Exercise aim:
State the number of lines below in which the word "hier" appears. Nothing else belongs in the answer.

=-=-=

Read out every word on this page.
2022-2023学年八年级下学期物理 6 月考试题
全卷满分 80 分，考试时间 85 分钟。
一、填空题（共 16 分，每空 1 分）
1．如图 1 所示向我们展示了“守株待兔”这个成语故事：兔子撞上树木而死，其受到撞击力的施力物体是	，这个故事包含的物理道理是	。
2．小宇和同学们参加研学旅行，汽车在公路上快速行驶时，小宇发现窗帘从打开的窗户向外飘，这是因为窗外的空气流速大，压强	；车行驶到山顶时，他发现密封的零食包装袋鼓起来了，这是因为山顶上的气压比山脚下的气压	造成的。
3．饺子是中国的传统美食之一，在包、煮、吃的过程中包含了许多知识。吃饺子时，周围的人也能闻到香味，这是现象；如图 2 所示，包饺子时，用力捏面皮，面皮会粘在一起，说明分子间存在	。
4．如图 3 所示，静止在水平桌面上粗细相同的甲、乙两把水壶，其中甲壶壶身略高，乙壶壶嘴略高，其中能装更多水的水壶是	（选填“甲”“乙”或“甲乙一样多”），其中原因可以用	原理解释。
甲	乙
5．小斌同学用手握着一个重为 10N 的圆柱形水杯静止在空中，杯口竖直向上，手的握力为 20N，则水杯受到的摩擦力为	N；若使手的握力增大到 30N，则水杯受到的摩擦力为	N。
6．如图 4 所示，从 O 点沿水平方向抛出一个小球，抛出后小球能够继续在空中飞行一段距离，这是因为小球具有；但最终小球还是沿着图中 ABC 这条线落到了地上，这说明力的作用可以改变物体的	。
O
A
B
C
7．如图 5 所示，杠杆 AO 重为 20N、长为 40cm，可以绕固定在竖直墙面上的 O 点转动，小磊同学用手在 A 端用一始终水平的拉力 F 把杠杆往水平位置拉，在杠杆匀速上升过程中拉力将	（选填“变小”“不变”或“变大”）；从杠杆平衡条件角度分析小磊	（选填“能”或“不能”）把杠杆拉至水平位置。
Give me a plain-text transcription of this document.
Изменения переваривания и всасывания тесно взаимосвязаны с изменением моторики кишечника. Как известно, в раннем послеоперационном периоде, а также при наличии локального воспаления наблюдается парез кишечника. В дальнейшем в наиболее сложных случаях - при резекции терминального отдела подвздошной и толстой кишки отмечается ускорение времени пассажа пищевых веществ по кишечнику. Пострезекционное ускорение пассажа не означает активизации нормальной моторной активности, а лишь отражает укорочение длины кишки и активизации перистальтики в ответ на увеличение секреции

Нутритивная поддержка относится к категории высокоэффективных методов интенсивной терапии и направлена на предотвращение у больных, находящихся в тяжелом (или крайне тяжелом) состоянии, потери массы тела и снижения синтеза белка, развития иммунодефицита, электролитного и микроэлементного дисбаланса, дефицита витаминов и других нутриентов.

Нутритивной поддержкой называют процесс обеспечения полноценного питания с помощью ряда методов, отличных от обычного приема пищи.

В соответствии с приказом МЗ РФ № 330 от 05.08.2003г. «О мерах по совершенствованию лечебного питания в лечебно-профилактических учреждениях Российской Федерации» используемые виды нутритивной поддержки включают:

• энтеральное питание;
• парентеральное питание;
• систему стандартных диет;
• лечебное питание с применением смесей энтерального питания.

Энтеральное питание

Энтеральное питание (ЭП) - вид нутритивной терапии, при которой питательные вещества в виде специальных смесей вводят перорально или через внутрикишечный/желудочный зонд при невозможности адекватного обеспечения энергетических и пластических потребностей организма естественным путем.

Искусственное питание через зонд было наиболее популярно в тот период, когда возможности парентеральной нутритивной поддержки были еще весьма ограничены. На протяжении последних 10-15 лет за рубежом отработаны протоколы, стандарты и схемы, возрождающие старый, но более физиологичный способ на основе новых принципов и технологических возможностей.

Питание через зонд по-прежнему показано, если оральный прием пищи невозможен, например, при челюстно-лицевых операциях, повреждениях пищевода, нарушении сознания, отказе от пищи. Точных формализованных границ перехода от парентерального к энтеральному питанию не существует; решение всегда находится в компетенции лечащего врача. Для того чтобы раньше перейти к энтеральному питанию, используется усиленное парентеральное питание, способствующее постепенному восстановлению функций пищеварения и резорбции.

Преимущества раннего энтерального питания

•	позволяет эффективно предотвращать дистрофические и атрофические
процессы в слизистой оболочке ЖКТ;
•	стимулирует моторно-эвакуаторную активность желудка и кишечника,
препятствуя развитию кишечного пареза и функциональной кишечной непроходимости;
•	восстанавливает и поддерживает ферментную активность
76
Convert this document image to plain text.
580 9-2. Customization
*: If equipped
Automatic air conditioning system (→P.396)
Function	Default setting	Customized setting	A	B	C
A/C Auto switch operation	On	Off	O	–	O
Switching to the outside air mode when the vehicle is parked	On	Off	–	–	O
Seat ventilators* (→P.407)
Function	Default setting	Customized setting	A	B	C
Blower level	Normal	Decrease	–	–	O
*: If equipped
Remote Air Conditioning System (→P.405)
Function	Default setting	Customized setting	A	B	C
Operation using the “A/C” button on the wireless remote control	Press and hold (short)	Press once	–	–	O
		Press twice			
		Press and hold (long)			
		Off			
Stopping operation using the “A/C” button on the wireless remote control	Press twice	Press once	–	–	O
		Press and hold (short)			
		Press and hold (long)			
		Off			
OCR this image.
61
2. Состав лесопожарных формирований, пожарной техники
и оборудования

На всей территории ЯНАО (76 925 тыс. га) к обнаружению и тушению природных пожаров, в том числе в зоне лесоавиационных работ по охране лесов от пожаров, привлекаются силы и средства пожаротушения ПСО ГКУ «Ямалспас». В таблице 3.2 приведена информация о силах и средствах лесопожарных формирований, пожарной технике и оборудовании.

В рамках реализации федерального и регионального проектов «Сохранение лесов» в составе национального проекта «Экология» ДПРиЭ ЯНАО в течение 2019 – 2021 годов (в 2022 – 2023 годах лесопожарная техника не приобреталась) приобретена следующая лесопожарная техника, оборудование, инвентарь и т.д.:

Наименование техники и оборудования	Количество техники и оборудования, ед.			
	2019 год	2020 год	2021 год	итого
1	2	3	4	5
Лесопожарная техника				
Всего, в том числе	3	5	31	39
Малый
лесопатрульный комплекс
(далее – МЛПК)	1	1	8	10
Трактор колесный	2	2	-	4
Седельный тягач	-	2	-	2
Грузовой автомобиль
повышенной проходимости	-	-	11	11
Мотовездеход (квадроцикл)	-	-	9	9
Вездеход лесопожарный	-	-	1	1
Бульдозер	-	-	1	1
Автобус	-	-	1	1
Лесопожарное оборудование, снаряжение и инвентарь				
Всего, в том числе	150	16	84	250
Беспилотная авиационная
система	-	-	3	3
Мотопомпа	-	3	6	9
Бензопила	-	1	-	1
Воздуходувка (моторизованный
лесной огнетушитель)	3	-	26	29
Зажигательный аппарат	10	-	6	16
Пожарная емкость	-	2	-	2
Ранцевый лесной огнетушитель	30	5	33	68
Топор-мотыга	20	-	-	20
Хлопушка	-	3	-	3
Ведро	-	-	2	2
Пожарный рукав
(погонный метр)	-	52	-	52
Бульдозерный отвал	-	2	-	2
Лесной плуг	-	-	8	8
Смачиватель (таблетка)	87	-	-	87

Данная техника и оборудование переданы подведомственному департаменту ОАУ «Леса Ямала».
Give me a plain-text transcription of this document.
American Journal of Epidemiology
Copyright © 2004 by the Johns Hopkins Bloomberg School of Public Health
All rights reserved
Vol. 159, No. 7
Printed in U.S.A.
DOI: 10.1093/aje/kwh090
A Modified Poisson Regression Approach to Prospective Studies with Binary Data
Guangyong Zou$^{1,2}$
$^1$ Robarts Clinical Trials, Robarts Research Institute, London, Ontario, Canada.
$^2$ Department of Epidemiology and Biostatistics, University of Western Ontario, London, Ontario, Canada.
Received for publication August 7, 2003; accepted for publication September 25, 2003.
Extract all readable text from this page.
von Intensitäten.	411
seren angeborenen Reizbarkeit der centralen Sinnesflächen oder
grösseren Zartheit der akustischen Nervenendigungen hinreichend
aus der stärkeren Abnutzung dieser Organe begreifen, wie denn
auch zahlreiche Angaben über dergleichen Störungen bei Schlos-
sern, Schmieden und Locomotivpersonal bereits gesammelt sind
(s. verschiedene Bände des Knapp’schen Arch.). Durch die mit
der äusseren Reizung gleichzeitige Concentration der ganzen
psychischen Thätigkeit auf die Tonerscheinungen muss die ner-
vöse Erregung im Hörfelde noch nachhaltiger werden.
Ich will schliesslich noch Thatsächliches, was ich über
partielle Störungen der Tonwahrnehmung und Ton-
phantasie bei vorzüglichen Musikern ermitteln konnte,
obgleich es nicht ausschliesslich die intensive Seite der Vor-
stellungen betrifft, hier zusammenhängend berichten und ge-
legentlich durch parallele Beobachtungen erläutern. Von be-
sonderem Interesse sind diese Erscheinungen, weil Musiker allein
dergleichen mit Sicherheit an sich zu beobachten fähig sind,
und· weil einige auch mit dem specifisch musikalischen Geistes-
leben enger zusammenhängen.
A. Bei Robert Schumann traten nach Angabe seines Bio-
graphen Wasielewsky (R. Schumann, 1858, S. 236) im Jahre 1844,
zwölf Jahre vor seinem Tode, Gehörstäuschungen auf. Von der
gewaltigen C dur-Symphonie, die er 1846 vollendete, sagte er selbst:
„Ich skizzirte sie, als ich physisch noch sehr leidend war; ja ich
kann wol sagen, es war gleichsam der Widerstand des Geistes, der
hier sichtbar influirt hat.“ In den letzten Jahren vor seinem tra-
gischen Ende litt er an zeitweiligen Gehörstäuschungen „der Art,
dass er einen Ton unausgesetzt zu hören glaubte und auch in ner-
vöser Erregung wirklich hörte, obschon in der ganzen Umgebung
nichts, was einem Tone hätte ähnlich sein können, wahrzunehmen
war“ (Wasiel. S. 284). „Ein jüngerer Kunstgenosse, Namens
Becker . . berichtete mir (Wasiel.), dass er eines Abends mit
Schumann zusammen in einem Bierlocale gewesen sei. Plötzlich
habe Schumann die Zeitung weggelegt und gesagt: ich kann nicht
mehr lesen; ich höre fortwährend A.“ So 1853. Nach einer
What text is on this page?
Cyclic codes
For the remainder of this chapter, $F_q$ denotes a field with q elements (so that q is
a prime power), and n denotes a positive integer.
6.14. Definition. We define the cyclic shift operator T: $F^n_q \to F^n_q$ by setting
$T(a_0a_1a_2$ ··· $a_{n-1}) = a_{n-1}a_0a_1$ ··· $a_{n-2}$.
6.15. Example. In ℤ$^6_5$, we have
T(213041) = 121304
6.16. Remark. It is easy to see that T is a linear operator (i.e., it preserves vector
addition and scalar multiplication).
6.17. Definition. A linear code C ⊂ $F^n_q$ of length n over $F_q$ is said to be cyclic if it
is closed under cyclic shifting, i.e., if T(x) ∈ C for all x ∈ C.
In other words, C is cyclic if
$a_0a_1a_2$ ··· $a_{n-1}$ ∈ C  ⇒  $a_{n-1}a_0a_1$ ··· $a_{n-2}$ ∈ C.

=-=-=

Answer below:
2